PROBLEM TO WORK ON - Pictures aside, quote the whole listing exactly.

SUPPLIED INFORMATION -

'''

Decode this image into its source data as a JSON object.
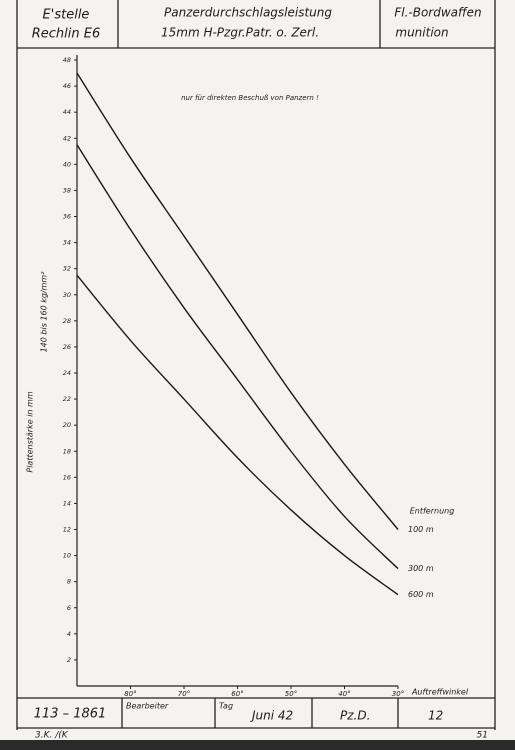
{
  "header": {
    "left": [
      "E'stelle",
      "Rechlin E6"
    ],
    "center": [
      "Panzerdurchschlagsleistung",
      "15mm H-Pzgr.Patr. o. Zerl."
    ],
    "right": [
      "Fl.-Bordwaffen",
      "munition"
    ]
  },
  "footer": {
    "number": "113 – 1861",
    "bearbeiter": "Bearbeiter",
    "tag": "Tag",
    "date": "Juni 42",
    "sign": "Pz.D.",
    "page": "12",
    "stamp": "3.K. /(K",
    "sheet": "51"
  },
  "chart_data": {
    "type": "line",
    "annotation": "nur für direkten Beschuß von Panzern !",
    "y_label": "Plattenstärke in mm",
    "y_label2": "140 bis 160 kg/mm²",
    "x_label": "Auftreffwinkel",
    "legend_title": "Entfernung",
    "x": [
      90,
      80,
      70,
      60,
      50,
      40,
      30
    ],
    "xlim": [
      90,
      30
    ],
    "xticks": [
      {
        "value": 80,
        "label": "80°"
      },
      {
        "value": 70,
        "label": "70°"
      },
      {
        "value": 60,
        "label": "60°"
      },
      {
        "value": 50,
        "label": "50°"
      },
      {
        "value": 40,
        "label": "40°"
      },
      {
        "value": 30,
        "label": "30°"
      }
    ],
    "ylim": [
      0,
      48
    ],
    "yticks": [
      2,
      4,
      6,
      8,
      10,
      12,
      14,
      16,
      18,
      20,
      22,
      24,
      26,
      28,
      30,
      32,
      34,
      36,
      38,
      40,
      42,
      44,
      46,
      48
    ],
    "series": [
      {
        "name": "100 m",
        "color": "#1a1a1a",
        "values": [
          47,
          40.5,
          34.5,
          28.5,
          22.5,
          17,
          12
        ]
      },
      {
        "name": "300 m",
        "color": "#1a1a1a",
        "values": [
          41.5,
          35,
          29,
          23.5,
          18,
          13,
          9
        ]
      },
      {
        "name": "600 m",
        "color": "#1a1a1a",
        "values": [
          31.5,
          26.5,
          22,
          17.5,
          13.5,
          10,
          7
        ]
      }
    ]
  }
}
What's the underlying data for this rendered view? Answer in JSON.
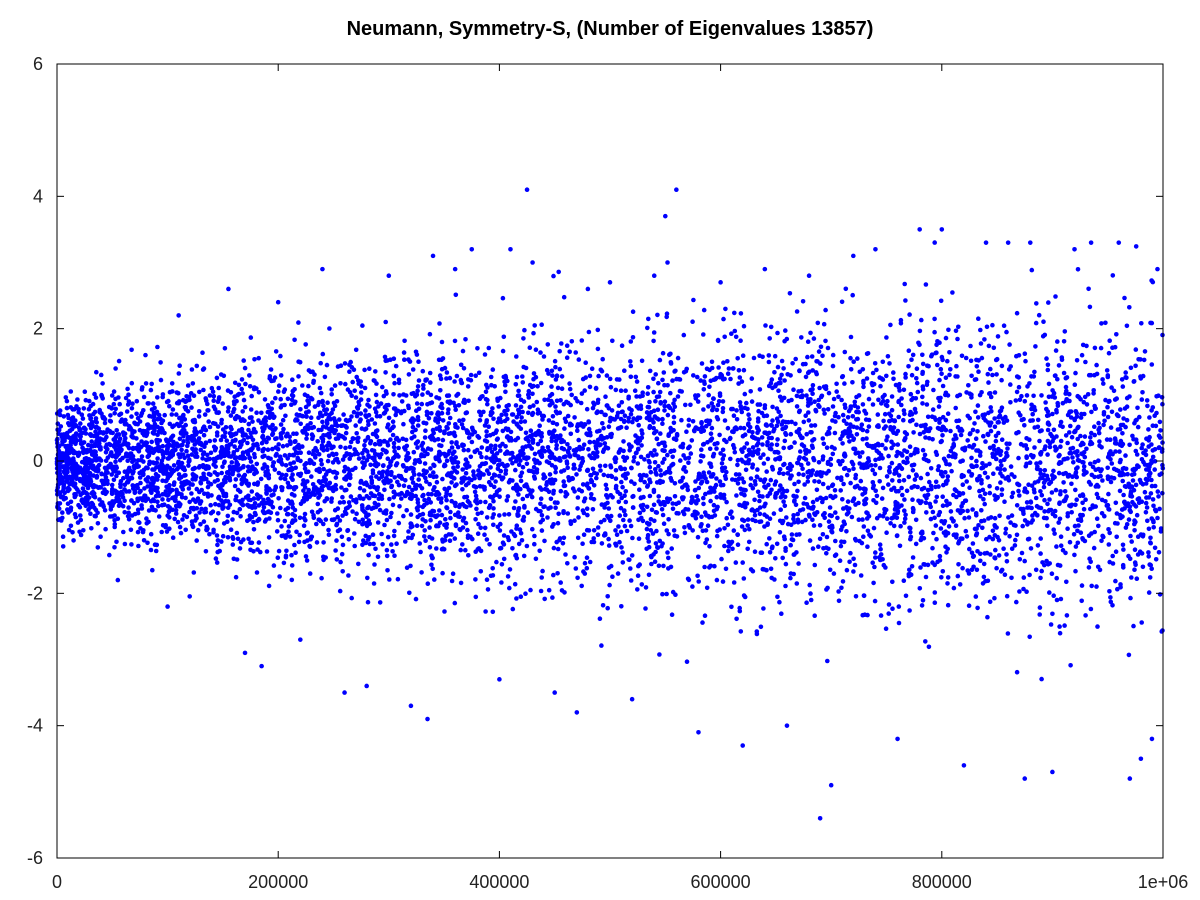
{
  "chart_data": {
    "type": "scatter",
    "title": "Neumann, Symmetry-S, (Number of Eigenvalues 13857)",
    "xlabel": "",
    "ylabel": "",
    "xlim": [
      0,
      1000000
    ],
    "ylim": [
      -6,
      6
    ],
    "x_ticks": [
      0,
      200000,
      400000,
      600000,
      800000,
      1000000
    ],
    "x_tick_labels": [
      "0",
      "200000",
      "400000",
      "600000",
      "800000",
      "1e+06"
    ],
    "y_ticks": [
      -6,
      -4,
      -2,
      0,
      2,
      4,
      6
    ],
    "y_tick_labels": [
      "-6",
      "-4",
      "-2",
      "0",
      "2",
      "4",
      "6"
    ],
    "grid": false,
    "legend": "none",
    "series": [
      {
        "color": "#0000ff",
        "point_count": 13857,
        "x": [
          1000,
          5000,
          9000,
          15000,
          20000,
          30000,
          40000,
          55000,
          65000,
          80000,
          100000,
          110000,
          125000,
          140000,
          155000,
          170000,
          185000,
          200000,
          220000,
          240000,
          260000,
          280000,
          300000,
          320000,
          335000,
          340000,
          360000,
          375000,
          400000,
          410000,
          425000,
          430000,
          450000,
          470000,
          480000,
          500000,
          520000,
          540000,
          550000,
          552000,
          560000,
          580000,
          600000,
          620000,
          640000,
          660000,
          680000,
          690000,
          700000,
          720000,
          740000,
          760000,
          780000,
          800000,
          820000,
          840000,
          860000,
          875000,
          880000,
          900000,
          920000,
          935000,
          960000,
          970000,
          980000,
          990000,
          995000
        ],
        "y": [
          0.1,
          -0.3,
          0.8,
          -1.2,
          0.5,
          -0.7,
          1.3,
          -1.8,
          0.9,
          1.6,
          -2.2,
          2.2,
          -0.9,
          1.1,
          2.6,
          -2.9,
          -3.1,
          2.4,
          -2.7,
          2.9,
          -3.5,
          -3.4,
          2.8,
          -3.7,
          -3.9,
          3.1,
          2.9,
          3.2,
          -3.3,
          3.2,
          4.1,
          3.0,
          -3.5,
          -3.8,
          2.6,
          2.7,
          -3.6,
          2.8,
          3.7,
          3.0,
          4.1,
          -4.1,
          2.7,
          -4.3,
          2.9,
          -4.0,
          2.8,
          -5.4,
          -4.9,
          3.1,
          3.2,
          -4.2,
          3.5,
          3.5,
          -4.6,
          3.3,
          3.3,
          -4.8,
          3.3,
          -4.7,
          3.2,
          3.3,
          3.3,
          -4.8,
          -4.5,
          -4.2,
          2.9
        ]
      }
    ]
  }
}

'''

FINAL ANSWER -
Decode this image into its source data as a JSON object.
{
  "header": {
    "left": [
      "E'stelle",
      "Rechlin E6"
    ],
    "center": [
      "Panzerdurchschlagsleistung",
      "15mm H-Pzgr.Patr. o. Zerl."
    ],
    "right": [
      "Fl.-Bordwaffen",
      "munition"
    ]
  },
  "footer": {
    "number": "113 – 1861",
    "bearbeiter": "Bearbeiter",
    "tag": "Tag",
    "date": "Juni 42",
    "sign": "Pz.D.",
    "page": "12",
    "stamp": "3.K. /(K",
    "sheet": "51"
  },
  "chart_data": {
    "type": "line",
    "annotation": "nur für direkten Beschuß von Panzern !",
    "y_label": "Plattenstärke in mm",
    "y_label2": "140 bis 160 kg/mm²",
    "x_label": "Auftreffwinkel",
    "legend_title": "Entfernung",
    "x": [
      90,
      80,
      70,
      60,
      50,
      40,
      30
    ],
    "xlim": [
      90,
      30
    ],
    "xticks": [
      {
        "value": 80,
        "label": "80°"
      },
      {
        "value": 70,
        "label": "70°"
      },
      {
        "value": 60,
        "label": "60°"
      },
      {
        "value": 50,
        "label": "50°"
      },
      {
        "value": 40,
        "label": "40°"
      },
      {
        "value": 30,
        "label": "30°"
      }
    ],
    "ylim": [
      0,
      48
    ],
    "yticks": [
      2,
      4,
      6,
      8,
      10,
      12,
      14,
      16,
      18,
      20,
      22,
      24,
      26,
      28,
      30,
      32,
      34,
      36,
      38,
      40,
      42,
      44,
      46,
      48
    ],
    "series": [
      {
        "name": "100 m",
        "color": "#1a1a1a",
        "values": [
          47,
          40.5,
          34.5,
          28.5,
          22.5,
          17,
          12
        ]
      },
      {
        "name": "300 m",
        "color": "#1a1a1a",
        "values": [
          41.5,
          35,
          29,
          23.5,
          18,
          13,
          9
        ]
      },
      {
        "name": "600 m",
        "color": "#1a1a1a",
        "values": [
          31.5,
          26.5,
          22,
          17.5,
          13.5,
          10,
          7
        ]
      }
    ]
  }
}
What's the underlying data for this rendered view? Answer in JSON.
{
  "chart_data": {
    "type": "scatter",
    "title": "Neumann, Symmetry-S, (Number of Eigenvalues 13857)",
    "xlabel": "",
    "ylabel": "",
    "xlim": [
      0,
      1000000
    ],
    "ylim": [
      -6,
      6
    ],
    "x_ticks": [
      0,
      200000,
      400000,
      600000,
      800000,
      1000000
    ],
    "x_tick_labels": [
      "0",
      "200000",
      "400000",
      "600000",
      "800000",
      "1e+06"
    ],
    "y_ticks": [
      -6,
      -4,
      -2,
      0,
      2,
      4,
      6
    ],
    "y_tick_labels": [
      "-6",
      "-4",
      "-2",
      "0",
      "2",
      "4",
      "6"
    ],
    "grid": false,
    "legend": "none",
    "series": [
      {
        "color": "#0000ff",
        "point_count": 13857,
        "x": [
          1000,
          5000,
          9000,
          15000,
          20000,
          30000,
          40000,
          55000,
          65000,
          80000,
          100000,
          110000,
          125000,
          140000,
          155000,
          170000,
          185000,
          200000,
          220000,
          240000,
          260000,
          280000,
          300000,
          320000,
          335000,
          340000,
          360000,
          375000,
          400000,
          410000,
          425000,
          430000,
          450000,
          470000,
          480000,
          500000,
          520000,
          540000,
          550000,
          552000,
          560000,
          580000,
          600000,
          620000,
          640000,
          660000,
          680000,
          690000,
          700000,
          720000,
          740000,
          760000,
          780000,
          800000,
          820000,
          840000,
          860000,
          875000,
          880000,
          900000,
          920000,
          935000,
          960000,
          970000,
          980000,
          990000,
          995000
        ],
        "y": [
          0.1,
          -0.3,
          0.8,
          -1.2,
          0.5,
          -0.7,
          1.3,
          -1.8,
          0.9,
          1.6,
          -2.2,
          2.2,
          -0.9,
          1.1,
          2.6,
          -2.9,
          -3.1,
          2.4,
          -2.7,
          2.9,
          -3.5,
          -3.4,
          2.8,
          -3.7,
          -3.9,
          3.1,
          2.9,
          3.2,
          -3.3,
          3.2,
          4.1,
          3.0,
          -3.5,
          -3.8,
          2.6,
          2.7,
          -3.6,
          2.8,
          3.7,
          3.0,
          4.1,
          -4.1,
          2.7,
          -4.3,
          2.9,
          -4.0,
          2.8,
          -5.4,
          -4.9,
          3.1,
          3.2,
          -4.2,
          3.5,
          3.5,
          -4.6,
          3.3,
          3.3,
          -4.8,
          3.3,
          -4.7,
          3.2,
          3.3,
          3.3,
          -4.8,
          -4.5,
          -4.2,
          2.9
        ]
      }
    ]
  }
}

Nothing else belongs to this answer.